Directions.
Repeat the lines that follow, leaving nothing out.

Stored data entries:
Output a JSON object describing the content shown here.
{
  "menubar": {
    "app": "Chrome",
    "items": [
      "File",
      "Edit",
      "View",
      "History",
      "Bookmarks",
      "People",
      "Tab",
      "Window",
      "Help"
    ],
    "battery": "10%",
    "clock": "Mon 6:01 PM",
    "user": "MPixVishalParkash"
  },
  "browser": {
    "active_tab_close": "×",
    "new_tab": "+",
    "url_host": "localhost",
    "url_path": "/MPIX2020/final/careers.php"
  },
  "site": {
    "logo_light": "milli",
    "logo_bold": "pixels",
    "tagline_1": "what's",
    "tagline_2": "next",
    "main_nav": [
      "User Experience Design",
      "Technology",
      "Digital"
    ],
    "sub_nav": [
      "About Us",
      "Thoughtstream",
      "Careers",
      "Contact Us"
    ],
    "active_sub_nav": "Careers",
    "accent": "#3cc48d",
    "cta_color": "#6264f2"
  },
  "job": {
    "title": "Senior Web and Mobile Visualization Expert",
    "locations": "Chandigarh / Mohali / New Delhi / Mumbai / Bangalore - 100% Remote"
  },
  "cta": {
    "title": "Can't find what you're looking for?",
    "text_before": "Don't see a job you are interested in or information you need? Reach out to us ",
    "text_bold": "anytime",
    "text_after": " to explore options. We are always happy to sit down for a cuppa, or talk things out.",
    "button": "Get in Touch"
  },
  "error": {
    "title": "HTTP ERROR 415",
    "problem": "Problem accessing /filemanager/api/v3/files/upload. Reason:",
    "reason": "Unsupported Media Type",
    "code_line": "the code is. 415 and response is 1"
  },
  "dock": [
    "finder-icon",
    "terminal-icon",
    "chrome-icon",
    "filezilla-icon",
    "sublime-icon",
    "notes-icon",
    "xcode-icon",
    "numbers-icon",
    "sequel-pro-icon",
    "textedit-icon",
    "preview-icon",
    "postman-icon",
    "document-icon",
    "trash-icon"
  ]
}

The result.
Output a JSON object describing the content shown here.
{
  "menubar": {
    "app": "Chrome",
    "items": [
      "File",
      "Edit",
      "View",
      "History",
      "Bookmarks",
      "People",
      "Tab",
      "Window",
      "Help"
    ],
    "battery": "10%",
    "clock": "Mon 6:01 PM",
    "user": "MPixVishalParkash"
  },
  "browser": {
    "active_tab_close": "×",
    "new_tab": "+",
    "url_host": "localhost",
    "url_path": "/MPIX2020/final/careers.php"
  },
  "site": {
    "logo_light": "milli",
    "logo_bold": "pixels",
    "tagline_1": "what's",
    "tagline_2": "next",
    "main_nav": [
      "User Experience Design",
      "Technology",
      "Digital"
    ],
    "sub_nav": [
      "About Us",
      "Thoughtstream",
      "Careers",
      "Contact Us"
    ],
    "active_sub_nav": "Careers",
    "accent": "#3cc48d",
    "cta_color": "#6264f2"
  },
  "job": {
    "title": "Senior Web and Mobile Visualization Expert",
    "locations": "Chandigarh / Mohali / New Delhi / Mumbai / Bangalore - 100% Remote"
  },
  "cta": {
    "title": "Can't find what you're looking for?",
    "text_before": "Don't see a job you are interested in or information you need? Reach out to us ",
    "text_bold": "anytime",
    "text_after": " to explore options. We are always happy to sit down for a cuppa, or talk things out.",
    "button": "Get in Touch"
  },
  "error": {
    "title": "HTTP ERROR 415",
    "problem": "Problem accessing /filemanager/api/v3/files/upload. Reason:",
    "reason": "Unsupported Media Type",
    "code_line": "the code is. 415 and response is 1"
  },
  "dock": [
    "finder-icon",
    "terminal-icon",
    "chrome-icon",
    "filezilla-icon",
    "sublime-icon",
    "notes-icon",
    "xcode-icon",
    "numbers-icon",
    "sequel-pro-icon",
    "textedit-icon",
    "preview-icon",
    "postman-icon",
    "document-icon",
    "trash-icon"
  ]
}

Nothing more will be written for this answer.